Instructions for the task: Filter the records below and copy every line containing the word "cases".

# # # # # # #

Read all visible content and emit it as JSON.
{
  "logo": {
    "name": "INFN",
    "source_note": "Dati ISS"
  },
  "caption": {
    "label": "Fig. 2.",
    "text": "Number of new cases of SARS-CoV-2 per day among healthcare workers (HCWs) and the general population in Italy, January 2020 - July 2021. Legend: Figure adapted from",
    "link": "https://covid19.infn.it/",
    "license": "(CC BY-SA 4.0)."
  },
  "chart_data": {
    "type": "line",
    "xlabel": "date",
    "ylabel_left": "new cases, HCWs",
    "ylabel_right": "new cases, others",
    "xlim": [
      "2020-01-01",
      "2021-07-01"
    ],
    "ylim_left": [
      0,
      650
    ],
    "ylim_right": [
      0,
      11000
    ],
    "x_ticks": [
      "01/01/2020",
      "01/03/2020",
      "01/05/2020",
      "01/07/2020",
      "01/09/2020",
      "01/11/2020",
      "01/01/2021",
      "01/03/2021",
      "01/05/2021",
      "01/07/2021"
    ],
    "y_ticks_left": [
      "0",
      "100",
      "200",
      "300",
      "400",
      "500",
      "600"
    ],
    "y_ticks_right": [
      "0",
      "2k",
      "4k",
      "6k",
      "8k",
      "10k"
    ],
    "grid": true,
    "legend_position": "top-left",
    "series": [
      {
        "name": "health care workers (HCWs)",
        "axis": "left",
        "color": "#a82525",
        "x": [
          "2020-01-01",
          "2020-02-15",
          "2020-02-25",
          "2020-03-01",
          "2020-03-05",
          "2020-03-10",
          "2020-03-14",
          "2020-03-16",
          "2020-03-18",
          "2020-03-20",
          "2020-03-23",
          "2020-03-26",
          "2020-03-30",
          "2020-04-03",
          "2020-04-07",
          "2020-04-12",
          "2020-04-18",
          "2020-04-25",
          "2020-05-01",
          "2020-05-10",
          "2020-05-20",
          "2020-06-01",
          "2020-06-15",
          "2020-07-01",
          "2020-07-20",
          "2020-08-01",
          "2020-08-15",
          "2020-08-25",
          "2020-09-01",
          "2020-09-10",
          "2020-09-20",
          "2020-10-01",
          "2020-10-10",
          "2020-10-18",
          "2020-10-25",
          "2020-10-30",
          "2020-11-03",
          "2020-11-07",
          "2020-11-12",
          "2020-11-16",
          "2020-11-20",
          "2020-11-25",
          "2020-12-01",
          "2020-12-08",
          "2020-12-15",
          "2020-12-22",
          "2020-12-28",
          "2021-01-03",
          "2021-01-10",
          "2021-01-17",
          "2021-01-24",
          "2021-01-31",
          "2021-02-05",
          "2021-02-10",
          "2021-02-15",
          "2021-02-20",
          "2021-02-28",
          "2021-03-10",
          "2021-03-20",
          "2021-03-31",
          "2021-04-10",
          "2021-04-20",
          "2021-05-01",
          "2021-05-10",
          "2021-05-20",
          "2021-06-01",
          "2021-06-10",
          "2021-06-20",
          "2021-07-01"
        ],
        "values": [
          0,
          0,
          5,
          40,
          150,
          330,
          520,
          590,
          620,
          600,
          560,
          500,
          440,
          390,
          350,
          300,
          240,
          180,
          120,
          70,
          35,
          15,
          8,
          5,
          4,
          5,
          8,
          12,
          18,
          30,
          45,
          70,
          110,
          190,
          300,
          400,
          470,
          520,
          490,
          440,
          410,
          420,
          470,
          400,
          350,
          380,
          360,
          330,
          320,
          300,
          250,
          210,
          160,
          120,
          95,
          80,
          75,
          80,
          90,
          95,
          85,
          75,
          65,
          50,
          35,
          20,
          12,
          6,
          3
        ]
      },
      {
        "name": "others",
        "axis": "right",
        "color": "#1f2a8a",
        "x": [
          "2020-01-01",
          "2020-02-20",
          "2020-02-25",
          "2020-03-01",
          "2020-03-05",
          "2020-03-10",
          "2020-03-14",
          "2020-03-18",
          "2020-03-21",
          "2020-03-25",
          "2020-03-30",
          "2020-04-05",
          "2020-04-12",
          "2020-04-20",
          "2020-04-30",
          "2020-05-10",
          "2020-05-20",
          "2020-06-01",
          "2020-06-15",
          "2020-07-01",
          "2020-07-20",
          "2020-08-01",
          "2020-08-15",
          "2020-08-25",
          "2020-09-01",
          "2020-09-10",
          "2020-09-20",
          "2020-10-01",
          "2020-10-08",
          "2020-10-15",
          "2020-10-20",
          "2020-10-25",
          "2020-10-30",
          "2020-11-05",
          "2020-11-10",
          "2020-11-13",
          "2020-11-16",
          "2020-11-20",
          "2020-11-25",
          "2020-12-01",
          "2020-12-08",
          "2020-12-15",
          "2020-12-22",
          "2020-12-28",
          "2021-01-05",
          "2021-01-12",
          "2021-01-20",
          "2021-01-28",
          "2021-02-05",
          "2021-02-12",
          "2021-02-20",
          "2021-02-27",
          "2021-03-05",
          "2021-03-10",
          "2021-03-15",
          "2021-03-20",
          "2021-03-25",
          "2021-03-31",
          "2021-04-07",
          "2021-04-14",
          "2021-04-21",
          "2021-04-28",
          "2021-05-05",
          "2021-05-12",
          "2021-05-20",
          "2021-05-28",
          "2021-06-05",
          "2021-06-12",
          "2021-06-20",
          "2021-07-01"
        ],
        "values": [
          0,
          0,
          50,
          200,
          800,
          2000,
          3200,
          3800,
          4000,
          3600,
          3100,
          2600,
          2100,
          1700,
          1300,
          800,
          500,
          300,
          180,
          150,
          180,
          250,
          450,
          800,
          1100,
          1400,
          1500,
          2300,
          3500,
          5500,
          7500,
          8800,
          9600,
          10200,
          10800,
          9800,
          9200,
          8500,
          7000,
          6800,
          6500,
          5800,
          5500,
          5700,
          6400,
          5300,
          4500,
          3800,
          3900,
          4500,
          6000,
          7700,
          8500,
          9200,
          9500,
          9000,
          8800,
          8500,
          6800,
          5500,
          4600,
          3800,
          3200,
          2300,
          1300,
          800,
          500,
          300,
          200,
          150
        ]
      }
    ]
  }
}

# # # # # # #

Response:
    "text": "Number of new cases of SARS-CoV-2 per day among healthcare workers (HCWs) and the general population in Italy, January 2020 - July 2021. Legend: Figure adapted from",
    "ylabel_left": "new cases, HCWs",
    "ylabel_right": "new cases, others",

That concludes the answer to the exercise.